Entah kenapa, hubungan menantu-mertua terkesan menjadi hubungan yang menakutkan. Umumnya yang menakutkan adalah hubungan menantu perempuan dengan mertua perempuan. Perbedaan nilai yang dianut menjadi penyebab utama.
Lha, belum nikah saja sudah sering mendengar betapa enggak enaknya hubungan menantu-mertua. Belum nikah sudah diwanti-wanti untuk menjadi menantu yang mengalah dan tidak pernah membantah.
Macam Kerikil Hubungan Menantu-Mertua
Konflik hubungan menantu mertua sangat beragam. Menantu yang serumah dengan mertua biasanya akan menghadapi konflik yang lebih banyak dibandingkan menantu yang tidak serumah.

Pepatah Jawa mengatakan, adoh mambu wangi, cedhak mambu tai.
Pepatah ini sebenarnya tidak hanya berlaku pada hubungan menantu dan mertua, tetapi juga berlaku pada hubungan saudara, tetangga atau orang lain. Hanya saja, memang, hubungan menantu-mertua terkesan lebih riskan dibandingkan hubungan dengan orang lain karena berpengaruh langsung pada keharmonisan hubungan suami-istri dalam keluarga inti.
Membangun hubungan yang harmonis antara menantu-mertua, harus diketahui terlebih dahulu apa gerangan penyebab konflik dalam hubungan menantu-mertua. Setiap orang mempunyai kerikil yang berbeda pada hubungan menantu-mertua, tidak bisa disamaratakan.
Perbedaan Budaya Keluarga

Budaya yang dimaksud disini bukan perbedaan budaya yang berkaitan dengan suku bangsa, tetapi budaya keluarga dalam menjalani kehidupan sehari-hari. Misalnya, mertua cenderung bergaya hidup tradisional dengan posisi perempuan sebagai pelayan keluarga dari sumur, dapur kasur. Sementara menantu menganut gaya hidup modern yang tidak lagi berkutat pada ranah sumur, dapur kasur dengan prinsip pendelegasian, bahkan tidak jarang suami terlibat langsung dalam mengerjakan pekerjaan rumah tangga.
Perbedaan budaya ini bisa memicu konflik antara menantu-mertua karena mertua tidak berkenan anaknya melakukan sesuatu yang dianggap tabu. Mertua tidak suka anak perempuannya ikut mencari uang karena seharusnya ia hanya berurusan dengan anak dan rumah tangga. Atau mertua tidak suka anak laki-lakinya ikut terjun dalam pekerjaan rumah tangga karena laki-laki adalah raja yang seharusnya serba dilayani.
Apakah Bunda sedang mengalami konflik seperti ini? Memperbaiki hubungan menantu-mertua yang berangkat dari perbedaan budaya keluarga membutuhkan komunikasi produktif dalam menyampaikan budaya keluarga yang sedang kita jalani sekarang.

*TUJUAN YANG DINYATAKAN 1*.
Tentukan apakah tiap pernyataan berikut sesuai dengan petikan teks di atas, lalu jawab ya atau tidak disertai kutipan kata-kata penentunya dari petikan teks. (a) Menantu yang tinggal serumah dengan mertua biasanya menghadapi konflik lebih banyak daripada yang tidak serumah. (b) Budaya yang dimaksud dalam petikan teks adalah budaya yang berkaitan dengan suku bangsa. (c) Pepatah Jawa yang dikutip hanya berlaku pada hubungan menantu dan mertua.
*TUJUAN YANG DINYATAKAN 2*.
Menurut petikan teks di atas, apa penyebab utama hubungan menantu-mertua terkesan menakutkan?
*TUJUAN YANG DINYATAKAN 3*.
Salin satu bagian petikan teks di atas tanpa perubahan. Mulailah pada kata-kata "Entah kenapa, hubungan" dan berhentilah setelah "tidak pernah membantah.".

*BARIS DATA*.
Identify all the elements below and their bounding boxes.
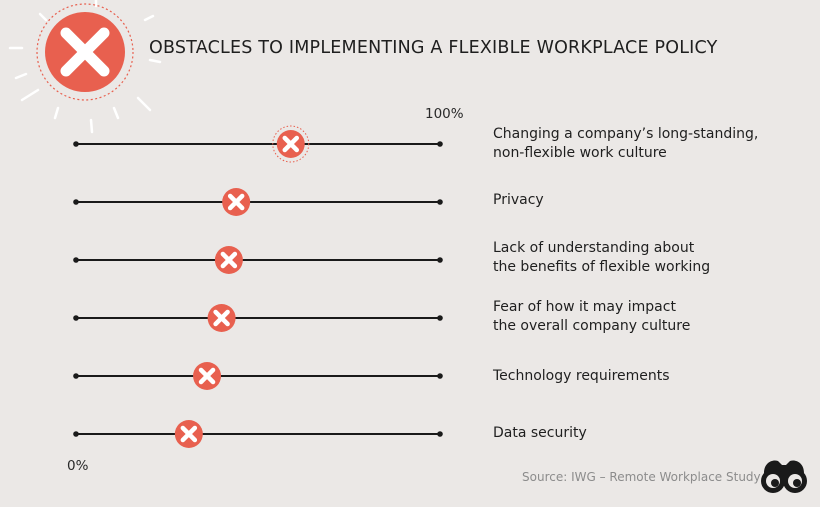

*JAWABAN AKHIR 1*.
(a) Ya: "Menantu yang serumah dengan mertua biasanya akan menghadapi konflik yang lebih banyak dibandingkan menantu yang tidak serumah."
(b) Tidak: "Budaya yang dimaksud disini bukan perbedaan budaya yang berkaitan dengan suku bangsa"
(c) Tidak: "Pepatah ini sebenarnya tidak hanya berlaku pada hubungan menantu dan mertua"

*JAWABAN AKHIR 2*.
Perbedaan nilai yang dianut.

*JAWABAN AKHIR 3*.
Entah kenapa, hubungan menantu-mertua terkesan menjadi hubungan yang menakutkan. Umumnya yang menakutkan adalah hubungan menantu perempuan dengan mertua perempuan. Perbedaan nilai yang dianut menjadi penyebab utama.
Lha, belum nikah saja sudah sering mendengar betapa enggak enaknya hubungan menantu-mertua. Belum nikah sudah diwanti-wanti untuk menjadi menantu yang mengalah dan tidak pernah membantah.